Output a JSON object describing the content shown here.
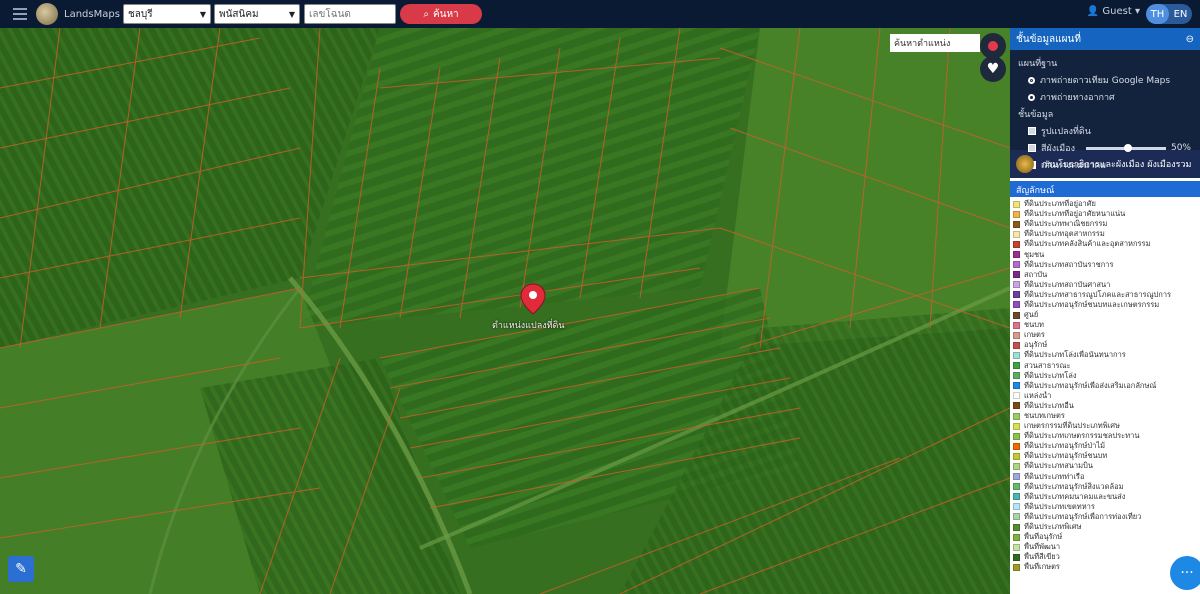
{
  "header": {
    "brand": "LandsMaps",
    "province_select": "ชลบุรี",
    "district_select": "พนัสนิคม",
    "search_placeholder": "เลขโฉนด",
    "search_button": "ค้นหา",
    "user": "Guest",
    "lang_th": "TH",
    "lang_en": "EN"
  },
  "map": {
    "map_search_text": "ค้นหาตำแหน่ง",
    "marker_label": "ตำแหน่งแปลงที่ดิน"
  },
  "panel": {
    "title": "ชั้นข้อมูลแผนที่",
    "basemap_heading": "แผนที่ฐาน",
    "basemap_options": [
      "ภาพถ่ายดาวเทียม Google Maps",
      "ภาพถ่ายทางอากาศ"
    ],
    "layer_heading": "ชั้นข้อมูล",
    "layers": [
      {
        "label": "รูปแปลงที่ดิน",
        "checked": true
      },
      {
        "label": "สีผังเมือง",
        "checked": true,
        "opacity": "50%"
      },
      {
        "label": "เส้นทางคมนาคม",
        "checked": false
      }
    ],
    "banner": "กรมโยธาธิการและผังเมือง ผังเมืองรวม",
    "legend_heading": "สัญลักษณ์",
    "legend": [
      {
        "color": "#f3e37a",
        "label": "ที่ดินประเภทที่อยู่อาศัย"
      },
      {
        "color": "#f0b24a",
        "label": "ที่ดินประเภทที่อยู่อาศัยหนาแน่น"
      },
      {
        "color": "#8a5a1c",
        "label": "ที่ดินประเภทพาณิชยกรรม"
      },
      {
        "color": "#f6e9a8",
        "label": "ที่ดินประเภทอุตสาหกรรม"
      },
      {
        "color": "#c8412b",
        "label": "ที่ดินประเภทคลังสินค้าและอุตสาหกรรม"
      },
      {
        "color": "#9b2f8f",
        "label": "ชุมชน"
      },
      {
        "color": "#b36bd1",
        "label": "ที่ดินประเภทสถาบันราชการ"
      },
      {
        "color": "#7a2a88",
        "label": "สถาบัน"
      },
      {
        "color": "#caa3e6",
        "label": "ที่ดินประเภทสถาบันศาสนา"
      },
      {
        "color": "#6b3f9c",
        "label": "ที่ดินประเภทสาธารณูปโภคและสาธารณูปการ"
      },
      {
        "color": "#8f4fc2",
        "label": "ที่ดินประเภทอนุรักษ์ชนบทและเกษตรกรรม"
      },
      {
        "color": "#6d4b2a",
        "label": "ศูนย์"
      },
      {
        "color": "#e36f8a",
        "label": "ชนบท"
      },
      {
        "color": "#d99a8a",
        "label": "เกษตร"
      },
      {
        "color": "#c65050",
        "label": "อนุรักษ์"
      },
      {
        "color": "#9be0d9",
        "label": "ที่ดินประเภทโล่งเพื่อนันทนาการ"
      },
      {
        "color": "#43a047",
        "label": "สวนสาธารณะ"
      },
      {
        "color": "#5fae5f",
        "label": "ที่ดินประเภทโล่ง"
      },
      {
        "color": "#1e88e5",
        "label": "ที่ดินประเภทอนุรักษ์เพื่อส่งเสริมเอกลักษณ์"
      },
      {
        "color": "#ffffff",
        "label": "แหล่งน้ำ"
      },
      {
        "color": "#7b4a12",
        "label": "ที่ดินประเภทอื่น"
      },
      {
        "color": "#9ccc65",
        "label": "ชนบทเกษตร"
      },
      {
        "color": "#d4e157",
        "label": "เกษตรกรรมที่ดินประเภทพิเศษ"
      },
      {
        "color": "#8bc34a",
        "label": "ที่ดินประเภทเกษตรกรรมชลประทาน"
      },
      {
        "color": "#ef6c00",
        "label": "ที่ดินประเภทอนุรักษ์ป่าไม้"
      },
      {
        "color": "#c0ca33",
        "label": "ที่ดินประเภทอนุรักษ์ชนบท"
      },
      {
        "color": "#aed581",
        "label": "ที่ดินประเภทสนามบิน"
      },
      {
        "color": "#9fa8da",
        "label": "ที่ดินประเภทท่าเรือ"
      },
      {
        "color": "#66bb6a",
        "label": "ที่ดินประเภทอนุรักษ์สิ่งแวดล้อม"
      },
      {
        "color": "#4db6ac",
        "label": "ที่ดินประเภทคมนาคมและขนส่ง"
      },
      {
        "color": "#b3e5fc",
        "label": "ที่ดินประเภทเขตทหาร"
      },
      {
        "color": "#a5d6a7",
        "label": "ที่ดินประเภทอนุรักษ์เพื่อการท่องเที่ยว"
      },
      {
        "color": "#558b2f",
        "label": "ที่ดินประเภทพิเศษ"
      },
      {
        "color": "#7cb342",
        "label": "พื้นที่อนุรักษ์"
      },
      {
        "color": "#c5e1a5",
        "label": "พื้นที่พัฒนา"
      },
      {
        "color": "#33691e",
        "label": "พื้นที่สีเขียว"
      },
      {
        "color": "#9e9d24",
        "label": "พื้นที่เกษตร"
      }
    ]
  }
}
# # # #
● TO DO
Which lines contain the word "checked"? Copy each of them.

● ANSWER FOR THE TASK
        "checked": true
        "checked": true,
        "checked": false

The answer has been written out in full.